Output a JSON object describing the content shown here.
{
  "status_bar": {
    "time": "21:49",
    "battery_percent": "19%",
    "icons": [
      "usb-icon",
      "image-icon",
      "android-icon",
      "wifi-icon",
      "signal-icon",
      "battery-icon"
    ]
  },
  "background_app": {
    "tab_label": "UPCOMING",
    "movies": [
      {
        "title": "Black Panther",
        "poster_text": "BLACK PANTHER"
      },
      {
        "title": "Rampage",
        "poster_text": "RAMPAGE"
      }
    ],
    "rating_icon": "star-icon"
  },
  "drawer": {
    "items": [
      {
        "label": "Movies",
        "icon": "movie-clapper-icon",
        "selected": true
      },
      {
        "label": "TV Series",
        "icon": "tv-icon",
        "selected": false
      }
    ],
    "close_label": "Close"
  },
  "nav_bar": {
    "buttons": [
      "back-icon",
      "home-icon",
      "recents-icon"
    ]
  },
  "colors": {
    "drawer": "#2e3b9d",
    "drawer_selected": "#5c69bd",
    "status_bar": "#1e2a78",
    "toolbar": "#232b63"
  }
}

**Given instruction:**
All of the entries above need to be reproduced exactly.

**Exercise response:**
Output a JSON object describing the content shown here.
{
  "status_bar": {
    "time": "21:49",
    "battery_percent": "19%",
    "icons": [
      "usb-icon",
      "image-icon",
      "android-icon",
      "wifi-icon",
      "signal-icon",
      "battery-icon"
    ]
  },
  "background_app": {
    "tab_label": "UPCOMING",
    "movies": [
      {
        "title": "Black Panther",
        "poster_text": "BLACK PANTHER"
      },
      {
        "title": "Rampage",
        "poster_text": "RAMPAGE"
      }
    ],
    "rating_icon": "star-icon"
  },
  "drawer": {
    "items": [
      {
        "label": "Movies",
        "icon": "movie-clapper-icon",
        "selected": true
      },
      {
        "label": "TV Series",
        "icon": "tv-icon",
        "selected": false
      }
    ],
    "close_label": "Close"
  },
  "nav_bar": {
    "buttons": [
      "back-icon",
      "home-icon",
      "recents-icon"
    ]
  },
  "colors": {
    "drawer": "#2e3b9d",
    "drawer_selected": "#5c69bd",
    "status_bar": "#1e2a78",
    "toolbar": "#232b63"
  }
}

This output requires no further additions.